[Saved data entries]
---------------
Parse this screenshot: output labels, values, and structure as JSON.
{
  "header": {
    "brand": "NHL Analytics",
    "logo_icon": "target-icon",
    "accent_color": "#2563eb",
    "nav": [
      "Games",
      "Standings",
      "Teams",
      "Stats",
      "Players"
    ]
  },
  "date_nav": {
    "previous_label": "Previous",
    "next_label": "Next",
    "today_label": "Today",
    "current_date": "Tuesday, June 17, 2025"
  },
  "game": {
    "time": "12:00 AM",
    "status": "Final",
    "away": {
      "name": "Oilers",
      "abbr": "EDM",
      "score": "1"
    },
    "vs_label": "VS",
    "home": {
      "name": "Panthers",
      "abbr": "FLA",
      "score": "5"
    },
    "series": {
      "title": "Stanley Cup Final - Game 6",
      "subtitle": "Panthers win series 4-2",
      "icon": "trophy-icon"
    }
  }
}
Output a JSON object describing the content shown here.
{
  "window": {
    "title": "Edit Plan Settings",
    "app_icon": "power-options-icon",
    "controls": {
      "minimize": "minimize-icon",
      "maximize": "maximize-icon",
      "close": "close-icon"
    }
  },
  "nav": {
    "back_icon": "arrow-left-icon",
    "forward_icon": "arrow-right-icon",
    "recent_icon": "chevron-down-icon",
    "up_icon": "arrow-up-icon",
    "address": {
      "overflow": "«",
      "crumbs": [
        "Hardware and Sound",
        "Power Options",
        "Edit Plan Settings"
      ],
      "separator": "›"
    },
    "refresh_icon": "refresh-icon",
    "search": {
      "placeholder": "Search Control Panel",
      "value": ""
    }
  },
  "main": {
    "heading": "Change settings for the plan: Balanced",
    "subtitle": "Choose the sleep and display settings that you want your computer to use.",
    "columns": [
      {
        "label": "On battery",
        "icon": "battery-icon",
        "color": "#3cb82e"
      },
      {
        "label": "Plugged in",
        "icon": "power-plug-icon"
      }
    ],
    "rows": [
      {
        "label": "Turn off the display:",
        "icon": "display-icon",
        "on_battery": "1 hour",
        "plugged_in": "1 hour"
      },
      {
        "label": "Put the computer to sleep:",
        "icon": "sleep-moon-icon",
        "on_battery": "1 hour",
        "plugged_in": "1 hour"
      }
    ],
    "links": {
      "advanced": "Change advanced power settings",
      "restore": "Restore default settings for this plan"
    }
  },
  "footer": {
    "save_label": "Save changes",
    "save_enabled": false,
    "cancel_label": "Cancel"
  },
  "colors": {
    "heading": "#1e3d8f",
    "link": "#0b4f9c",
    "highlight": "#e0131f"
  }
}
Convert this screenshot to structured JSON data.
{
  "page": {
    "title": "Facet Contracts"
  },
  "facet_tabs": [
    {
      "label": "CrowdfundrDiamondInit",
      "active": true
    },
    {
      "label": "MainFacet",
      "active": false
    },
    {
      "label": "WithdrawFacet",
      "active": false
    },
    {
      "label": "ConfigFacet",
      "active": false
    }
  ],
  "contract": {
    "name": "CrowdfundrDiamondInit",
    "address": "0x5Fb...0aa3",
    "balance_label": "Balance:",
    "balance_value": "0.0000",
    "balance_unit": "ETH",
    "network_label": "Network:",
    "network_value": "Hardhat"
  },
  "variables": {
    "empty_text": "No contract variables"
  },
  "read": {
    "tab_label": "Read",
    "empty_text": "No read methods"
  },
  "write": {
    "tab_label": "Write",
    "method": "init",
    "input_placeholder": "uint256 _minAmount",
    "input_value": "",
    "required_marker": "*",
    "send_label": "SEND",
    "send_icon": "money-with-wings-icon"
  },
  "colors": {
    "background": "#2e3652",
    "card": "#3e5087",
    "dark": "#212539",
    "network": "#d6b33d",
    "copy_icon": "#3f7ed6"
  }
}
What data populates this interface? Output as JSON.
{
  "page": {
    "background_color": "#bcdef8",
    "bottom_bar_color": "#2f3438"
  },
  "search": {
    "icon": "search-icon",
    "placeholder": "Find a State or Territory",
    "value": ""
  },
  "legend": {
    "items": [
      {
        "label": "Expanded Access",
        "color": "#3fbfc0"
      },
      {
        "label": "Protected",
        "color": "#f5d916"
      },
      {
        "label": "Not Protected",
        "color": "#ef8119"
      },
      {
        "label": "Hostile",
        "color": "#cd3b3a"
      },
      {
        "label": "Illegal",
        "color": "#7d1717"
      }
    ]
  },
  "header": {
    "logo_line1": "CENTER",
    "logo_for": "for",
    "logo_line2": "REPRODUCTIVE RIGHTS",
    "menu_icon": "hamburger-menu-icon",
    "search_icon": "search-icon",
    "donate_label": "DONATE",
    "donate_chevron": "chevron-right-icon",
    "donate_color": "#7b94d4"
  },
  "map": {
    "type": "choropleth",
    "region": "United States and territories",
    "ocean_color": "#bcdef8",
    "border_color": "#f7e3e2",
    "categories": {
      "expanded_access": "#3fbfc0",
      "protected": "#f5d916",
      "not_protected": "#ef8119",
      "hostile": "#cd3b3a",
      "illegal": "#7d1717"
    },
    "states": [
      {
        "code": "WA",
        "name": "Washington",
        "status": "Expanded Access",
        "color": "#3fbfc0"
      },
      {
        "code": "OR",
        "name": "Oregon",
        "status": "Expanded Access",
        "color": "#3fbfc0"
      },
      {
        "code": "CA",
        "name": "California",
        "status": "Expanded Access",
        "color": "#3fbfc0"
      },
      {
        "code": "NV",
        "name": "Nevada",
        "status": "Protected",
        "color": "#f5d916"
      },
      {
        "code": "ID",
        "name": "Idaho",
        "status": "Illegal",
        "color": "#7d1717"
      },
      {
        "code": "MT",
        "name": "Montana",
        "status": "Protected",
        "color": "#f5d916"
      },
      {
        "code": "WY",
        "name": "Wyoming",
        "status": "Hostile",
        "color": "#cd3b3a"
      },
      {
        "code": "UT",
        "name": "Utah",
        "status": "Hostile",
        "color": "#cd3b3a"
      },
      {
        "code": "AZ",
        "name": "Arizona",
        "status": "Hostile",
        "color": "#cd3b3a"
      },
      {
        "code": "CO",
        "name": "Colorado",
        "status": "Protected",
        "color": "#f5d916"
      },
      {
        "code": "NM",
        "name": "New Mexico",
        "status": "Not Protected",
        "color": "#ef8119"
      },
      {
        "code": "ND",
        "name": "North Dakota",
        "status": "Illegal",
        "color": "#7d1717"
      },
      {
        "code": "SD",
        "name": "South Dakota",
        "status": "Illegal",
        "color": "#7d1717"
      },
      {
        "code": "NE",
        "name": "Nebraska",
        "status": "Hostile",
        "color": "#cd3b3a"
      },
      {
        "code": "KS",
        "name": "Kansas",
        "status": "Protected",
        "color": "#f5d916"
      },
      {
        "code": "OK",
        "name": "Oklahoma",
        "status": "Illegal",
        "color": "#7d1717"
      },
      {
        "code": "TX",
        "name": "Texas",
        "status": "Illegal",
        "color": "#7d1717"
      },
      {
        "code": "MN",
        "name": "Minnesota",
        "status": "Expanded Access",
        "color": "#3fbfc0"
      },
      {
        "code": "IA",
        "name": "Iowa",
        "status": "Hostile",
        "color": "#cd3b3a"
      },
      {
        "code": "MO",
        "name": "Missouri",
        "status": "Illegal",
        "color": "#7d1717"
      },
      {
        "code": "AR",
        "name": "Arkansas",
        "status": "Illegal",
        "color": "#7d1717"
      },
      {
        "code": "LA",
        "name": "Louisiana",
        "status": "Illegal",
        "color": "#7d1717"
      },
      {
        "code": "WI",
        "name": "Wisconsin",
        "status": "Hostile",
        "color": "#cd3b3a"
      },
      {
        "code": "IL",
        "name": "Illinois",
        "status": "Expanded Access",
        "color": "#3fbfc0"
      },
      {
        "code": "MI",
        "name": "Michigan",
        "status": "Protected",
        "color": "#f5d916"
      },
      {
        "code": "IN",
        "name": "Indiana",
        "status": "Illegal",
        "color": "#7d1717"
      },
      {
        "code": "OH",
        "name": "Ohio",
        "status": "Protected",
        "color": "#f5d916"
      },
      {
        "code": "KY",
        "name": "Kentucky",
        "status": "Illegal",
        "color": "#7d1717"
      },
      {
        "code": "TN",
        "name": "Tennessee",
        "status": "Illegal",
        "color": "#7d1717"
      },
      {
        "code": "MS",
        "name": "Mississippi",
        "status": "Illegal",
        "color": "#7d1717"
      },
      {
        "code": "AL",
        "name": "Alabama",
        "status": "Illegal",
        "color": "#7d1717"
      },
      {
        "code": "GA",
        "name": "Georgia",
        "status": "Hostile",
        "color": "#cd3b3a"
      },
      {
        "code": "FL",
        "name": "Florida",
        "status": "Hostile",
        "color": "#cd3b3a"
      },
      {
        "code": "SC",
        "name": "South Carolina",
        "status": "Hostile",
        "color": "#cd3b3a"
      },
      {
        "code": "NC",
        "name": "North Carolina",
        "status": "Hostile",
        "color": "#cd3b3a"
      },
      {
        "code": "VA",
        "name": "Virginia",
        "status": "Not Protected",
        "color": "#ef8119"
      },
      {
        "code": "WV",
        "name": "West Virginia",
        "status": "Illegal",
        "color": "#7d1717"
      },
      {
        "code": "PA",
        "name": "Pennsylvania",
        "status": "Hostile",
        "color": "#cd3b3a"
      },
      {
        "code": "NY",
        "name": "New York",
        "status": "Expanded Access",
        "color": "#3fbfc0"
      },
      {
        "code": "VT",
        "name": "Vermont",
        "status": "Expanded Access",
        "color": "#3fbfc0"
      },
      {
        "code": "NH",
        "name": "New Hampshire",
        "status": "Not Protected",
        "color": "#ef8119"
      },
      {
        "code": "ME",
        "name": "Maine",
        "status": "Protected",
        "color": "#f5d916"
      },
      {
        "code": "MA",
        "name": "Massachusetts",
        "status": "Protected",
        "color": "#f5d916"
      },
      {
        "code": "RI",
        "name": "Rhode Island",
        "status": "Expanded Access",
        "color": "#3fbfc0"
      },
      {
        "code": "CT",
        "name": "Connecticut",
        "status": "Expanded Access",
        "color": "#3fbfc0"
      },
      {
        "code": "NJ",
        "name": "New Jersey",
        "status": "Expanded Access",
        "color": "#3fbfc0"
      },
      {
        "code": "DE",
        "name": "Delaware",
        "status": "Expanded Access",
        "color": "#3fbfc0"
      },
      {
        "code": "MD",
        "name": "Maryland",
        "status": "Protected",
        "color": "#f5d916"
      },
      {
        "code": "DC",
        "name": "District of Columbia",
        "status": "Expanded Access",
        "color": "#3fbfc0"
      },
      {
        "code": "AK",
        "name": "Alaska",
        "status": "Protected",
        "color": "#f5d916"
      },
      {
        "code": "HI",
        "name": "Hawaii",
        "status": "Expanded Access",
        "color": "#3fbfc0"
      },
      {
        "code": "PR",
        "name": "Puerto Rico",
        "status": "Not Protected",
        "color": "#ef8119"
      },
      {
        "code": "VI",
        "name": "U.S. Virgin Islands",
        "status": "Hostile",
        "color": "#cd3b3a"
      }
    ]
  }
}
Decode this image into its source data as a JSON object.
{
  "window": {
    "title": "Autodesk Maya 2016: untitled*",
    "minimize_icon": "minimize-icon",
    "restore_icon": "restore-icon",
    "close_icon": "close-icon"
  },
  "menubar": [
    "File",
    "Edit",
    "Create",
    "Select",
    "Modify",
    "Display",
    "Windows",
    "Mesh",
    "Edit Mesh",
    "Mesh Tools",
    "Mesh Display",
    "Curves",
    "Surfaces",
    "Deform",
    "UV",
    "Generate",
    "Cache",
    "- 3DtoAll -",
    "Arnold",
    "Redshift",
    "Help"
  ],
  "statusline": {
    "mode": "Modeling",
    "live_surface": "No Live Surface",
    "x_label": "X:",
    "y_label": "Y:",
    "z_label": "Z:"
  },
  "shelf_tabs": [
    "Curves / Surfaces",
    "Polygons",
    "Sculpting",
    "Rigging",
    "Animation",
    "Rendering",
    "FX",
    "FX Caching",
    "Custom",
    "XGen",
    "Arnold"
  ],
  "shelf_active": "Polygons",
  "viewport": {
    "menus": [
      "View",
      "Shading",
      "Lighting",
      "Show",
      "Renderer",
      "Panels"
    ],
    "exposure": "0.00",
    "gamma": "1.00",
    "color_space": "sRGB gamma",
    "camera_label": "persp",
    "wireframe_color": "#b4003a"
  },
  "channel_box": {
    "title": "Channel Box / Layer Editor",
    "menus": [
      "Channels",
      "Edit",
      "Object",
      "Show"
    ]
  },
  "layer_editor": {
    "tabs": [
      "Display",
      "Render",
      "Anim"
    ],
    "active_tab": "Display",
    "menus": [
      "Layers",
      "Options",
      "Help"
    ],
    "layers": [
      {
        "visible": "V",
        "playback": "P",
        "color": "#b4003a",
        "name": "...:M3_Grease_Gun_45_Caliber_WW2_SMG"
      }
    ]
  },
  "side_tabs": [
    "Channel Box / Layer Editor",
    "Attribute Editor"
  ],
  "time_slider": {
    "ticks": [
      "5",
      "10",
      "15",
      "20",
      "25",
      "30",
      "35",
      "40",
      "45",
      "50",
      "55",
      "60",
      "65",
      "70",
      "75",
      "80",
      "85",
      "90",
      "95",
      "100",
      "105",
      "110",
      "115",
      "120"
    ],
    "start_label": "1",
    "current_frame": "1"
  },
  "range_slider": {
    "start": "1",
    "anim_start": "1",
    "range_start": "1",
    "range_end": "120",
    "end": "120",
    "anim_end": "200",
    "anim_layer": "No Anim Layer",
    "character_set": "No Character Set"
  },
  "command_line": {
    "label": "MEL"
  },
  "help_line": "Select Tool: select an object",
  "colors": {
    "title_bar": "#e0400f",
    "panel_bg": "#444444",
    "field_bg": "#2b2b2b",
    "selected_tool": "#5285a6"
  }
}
---------------
_Written exercise_: Each line that has the word "heading" should be copied.

_Result_:
    "heading": "Change settings for the plan: Balanced",
    "heading": "#1e3d8f",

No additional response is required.